▸ Short task:
Convert the lines of the excerpt below into a JSON list of strings, one string per line, skipping blank lines. Leave the pictures out.

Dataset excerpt
☆ ☆ ☆ ☆ ☆

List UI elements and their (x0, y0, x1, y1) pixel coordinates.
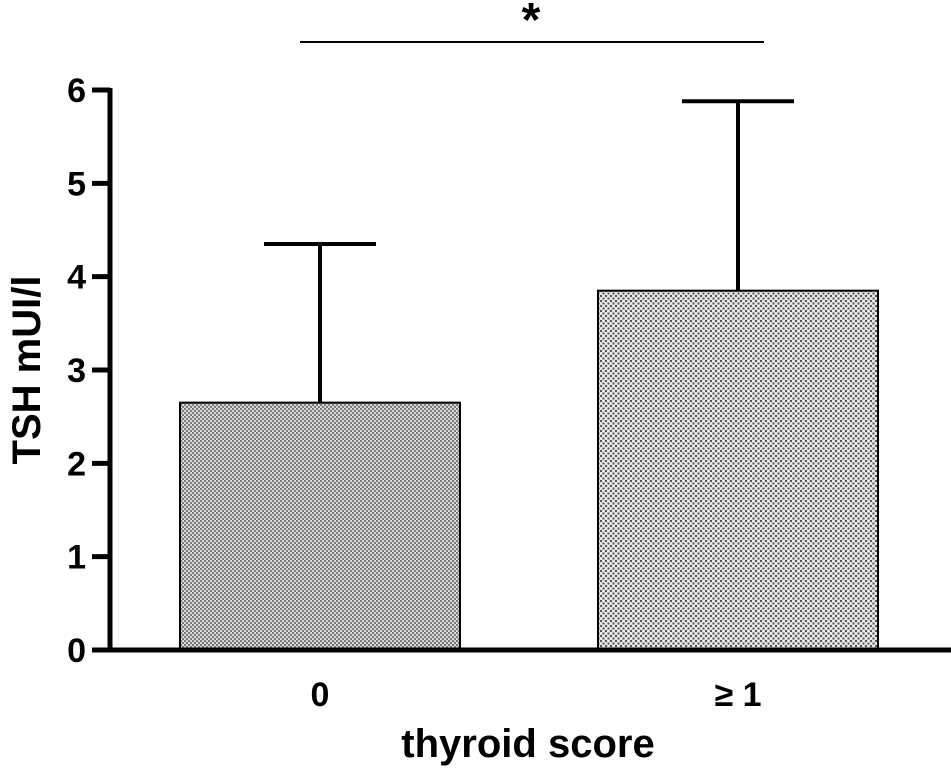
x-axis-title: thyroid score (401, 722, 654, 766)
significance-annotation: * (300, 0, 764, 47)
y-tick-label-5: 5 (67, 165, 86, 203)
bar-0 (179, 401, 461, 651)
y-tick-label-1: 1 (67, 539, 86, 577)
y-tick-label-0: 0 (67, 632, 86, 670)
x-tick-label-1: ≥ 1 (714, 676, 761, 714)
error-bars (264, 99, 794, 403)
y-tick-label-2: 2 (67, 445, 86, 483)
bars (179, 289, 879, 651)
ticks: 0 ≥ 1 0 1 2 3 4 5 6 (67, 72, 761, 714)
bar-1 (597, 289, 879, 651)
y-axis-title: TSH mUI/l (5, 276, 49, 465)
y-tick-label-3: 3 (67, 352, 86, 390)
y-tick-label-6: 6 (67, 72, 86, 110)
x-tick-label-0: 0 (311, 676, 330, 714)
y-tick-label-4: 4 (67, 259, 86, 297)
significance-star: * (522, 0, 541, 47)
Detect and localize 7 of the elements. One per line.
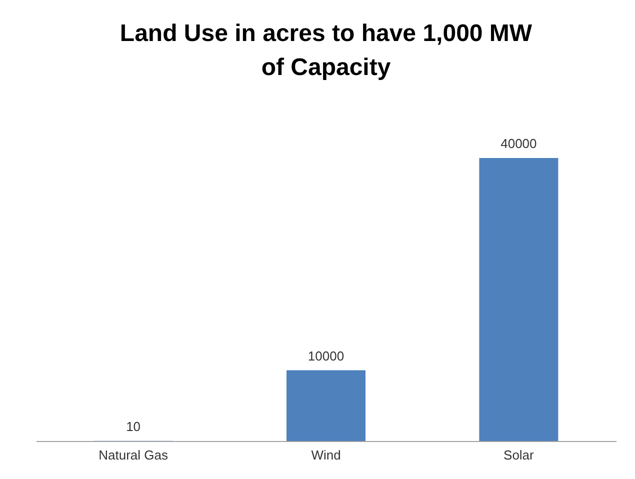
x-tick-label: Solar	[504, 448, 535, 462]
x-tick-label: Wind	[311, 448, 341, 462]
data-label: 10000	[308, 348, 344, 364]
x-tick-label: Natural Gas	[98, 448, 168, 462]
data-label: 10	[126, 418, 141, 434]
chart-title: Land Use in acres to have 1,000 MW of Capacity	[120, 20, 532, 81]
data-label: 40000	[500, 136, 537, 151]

☆ ☆ ☆ ☆ ☆

▸ Result of this exercise:
[
  "List UI elements and their (x0, y0, x1, y1) pixel coordinates.",
  "x-axis-title: thyroid score (401, 722, 654, 766)",
  "significance-annotation: * (300, 0, 764, 47)",
  "y-tick-label-5: 5 (67, 165, 86, 203)",
  "bar-0 (179, 401, 461, 651)",
  "y-tick-label-1: 1 (67, 539, 86, 577)",
  "y-tick-label-0: 0 (67, 632, 86, 670)",
  "x-tick-label-1: ≥ 1 (714, 676, 761, 714)",
  "error-bars (264, 99, 794, 403)",
  "y-tick-label-2: 2 (67, 445, 86, 483)",
  "bars (179, 289, 879, 651)",
  "ticks: 0 ≥ 1 0 1 2 3 4 5 6 (67, 72, 761, 714)",
  "bar-1 (597, 289, 879, 651)",
  "y-axis-title: TSH mUI/l (5, 276, 49, 465)",
  "y-tick-label-3: 3 (67, 352, 86, 390)",
  "y-tick-label-6: 6 (67, 72, 86, 110)",
  "x-tick-label-0: 0 (311, 676, 330, 714)",
  "y-tick-label-4: 4 (67, 259, 86, 297)",
  "significance-star: * (522, 0, 541, 47)",
  "Detect and localize 7 of the elements. One per line.",
  "x-tick-label: Solar\t[504, 448, 535, 462]",
  "x-tick-label: Wind\t[311, 448, 341, 462]",
  "data-label: 10000\t[308, 348, 344, 364]",
  "x-tick-label: Natural Gas\t[98, 448, 168, 462]",
  "data-label: 10\t[126, 418, 141, 434]",
  "chart-title: Land Use in acres to have 1,000 MW of Capacity\t[120, 20, 532, 81]",
  "data-label: 40000\t[500, 136, 537, 151]"
]